## REQUEST
Type out every line below exactly as it reads.

## THE RECORDS
»»
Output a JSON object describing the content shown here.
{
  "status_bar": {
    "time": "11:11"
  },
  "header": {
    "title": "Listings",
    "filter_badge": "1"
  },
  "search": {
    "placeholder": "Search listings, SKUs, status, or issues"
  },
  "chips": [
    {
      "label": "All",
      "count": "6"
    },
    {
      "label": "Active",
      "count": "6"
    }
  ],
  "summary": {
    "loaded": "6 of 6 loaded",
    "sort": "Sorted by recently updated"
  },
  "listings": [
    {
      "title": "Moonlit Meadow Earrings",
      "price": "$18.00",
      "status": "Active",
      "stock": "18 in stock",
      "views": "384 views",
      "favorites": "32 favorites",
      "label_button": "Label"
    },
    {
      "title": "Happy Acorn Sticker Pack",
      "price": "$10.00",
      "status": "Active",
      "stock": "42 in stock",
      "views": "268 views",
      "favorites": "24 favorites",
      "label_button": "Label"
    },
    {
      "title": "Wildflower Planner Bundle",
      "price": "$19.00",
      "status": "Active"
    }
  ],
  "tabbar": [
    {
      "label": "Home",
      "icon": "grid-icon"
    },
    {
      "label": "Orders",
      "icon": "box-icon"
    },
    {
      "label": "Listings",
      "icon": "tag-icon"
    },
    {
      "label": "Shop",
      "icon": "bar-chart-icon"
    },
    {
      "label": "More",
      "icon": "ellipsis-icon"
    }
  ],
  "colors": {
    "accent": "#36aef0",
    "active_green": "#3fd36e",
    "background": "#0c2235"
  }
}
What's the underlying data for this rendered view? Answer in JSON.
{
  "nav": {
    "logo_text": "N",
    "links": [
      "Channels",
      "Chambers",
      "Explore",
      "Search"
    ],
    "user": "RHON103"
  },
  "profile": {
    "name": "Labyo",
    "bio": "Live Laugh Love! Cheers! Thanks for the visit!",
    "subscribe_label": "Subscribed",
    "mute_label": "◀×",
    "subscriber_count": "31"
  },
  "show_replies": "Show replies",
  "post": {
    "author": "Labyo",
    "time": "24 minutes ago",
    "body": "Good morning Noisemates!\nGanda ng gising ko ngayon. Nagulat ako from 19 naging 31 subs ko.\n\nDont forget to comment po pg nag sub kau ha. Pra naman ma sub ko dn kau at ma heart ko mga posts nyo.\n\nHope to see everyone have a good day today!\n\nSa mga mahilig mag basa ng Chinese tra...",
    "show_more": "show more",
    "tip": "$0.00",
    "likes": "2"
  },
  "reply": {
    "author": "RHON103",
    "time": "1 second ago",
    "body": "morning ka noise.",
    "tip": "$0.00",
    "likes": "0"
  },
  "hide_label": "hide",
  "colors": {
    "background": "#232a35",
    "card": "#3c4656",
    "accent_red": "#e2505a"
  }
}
««
## REPLY
Output a JSON object describing the content shown here.
{
  "status_bar": {
    "time": "11:11"
  },
  "header": {
    "title": "Listings",
    "filter_badge": "1"
  },
  "search": {
    "placeholder": "Search listings, SKUs, status, or issues"
  },
  "chips": [
    {
      "label": "All",
      "count": "6"
    },
    {
      "label": "Active",
      "count": "6"
    }
  ],
  "summary": {
    "loaded": "6 of 6 loaded",
    "sort": "Sorted by recently updated"
  },
  "listings": [
    {
      "title": "Moonlit Meadow Earrings",
      "price": "$18.00",
      "status": "Active",
      "stock": "18 in stock",
      "views": "384 views",
      "favorites": "32 favorites",
      "label_button": "Label"
    },
    {
      "title": "Happy Acorn Sticker Pack",
      "price": "$10.00",
      "status": "Active",
      "stock": "42 in stock",
      "views": "268 views",
      "favorites": "24 favorites",
      "label_button": "Label"
    },
    {
      "title": "Wildflower Planner Bundle",
      "price": "$19.00",
      "status": "Active"
    }
  ],
  "tabbar": [
    {
      "label": "Home",
      "icon": "grid-icon"
    },
    {
      "label": "Orders",
      "icon": "box-icon"
    },
    {
      "label": "Listings",
      "icon": "tag-icon"
    },
    {
      "label": "Shop",
      "icon": "bar-chart-icon"
    },
    {
      "label": "More",
      "icon": "ellipsis-icon"
    }
  ],
  "colors": {
    "accent": "#36aef0",
    "active_green": "#3fd36e",
    "background": "#0c2235"
  }
}
What's the underlying data for this rendered view? Answer in JSON.
{
  "nav": {
    "logo_text": "N",
    "links": [
      "Channels",
      "Chambers",
      "Explore",
      "Search"
    ],
    "user": "RHON103"
  },
  "profile": {
    "name": "Labyo",
    "bio": "Live Laugh Love! Cheers! Thanks for the visit!",
    "subscribe_label": "Subscribed",
    "mute_label": "◀×",
    "subscriber_count": "31"
  },
  "show_replies": "Show replies",
  "post": {
    "author": "Labyo",
    "time": "24 minutes ago",
    "body": "Good morning Noisemates!\nGanda ng gising ko ngayon. Nagulat ako from 19 naging 31 subs ko.\n\nDont forget to comment po pg nag sub kau ha. Pra naman ma sub ko dn kau at ma heart ko mga posts nyo.\n\nHope to see everyone have a good day today!\n\nSa mga mahilig mag basa ng Chinese tra...",
    "show_more": "show more",
    "tip": "$0.00",
    "likes": "2"
  },
  "reply": {
    "author": "RHON103",
    "time": "1 second ago",
    "body": "morning ka noise.",
    "tip": "$0.00",
    "likes": "0"
  },
  "hide_label": "hide",
  "colors": {
    "background": "#232a35",
    "card": "#3c4656",
    "accent_red": "#e2505a"
  }
}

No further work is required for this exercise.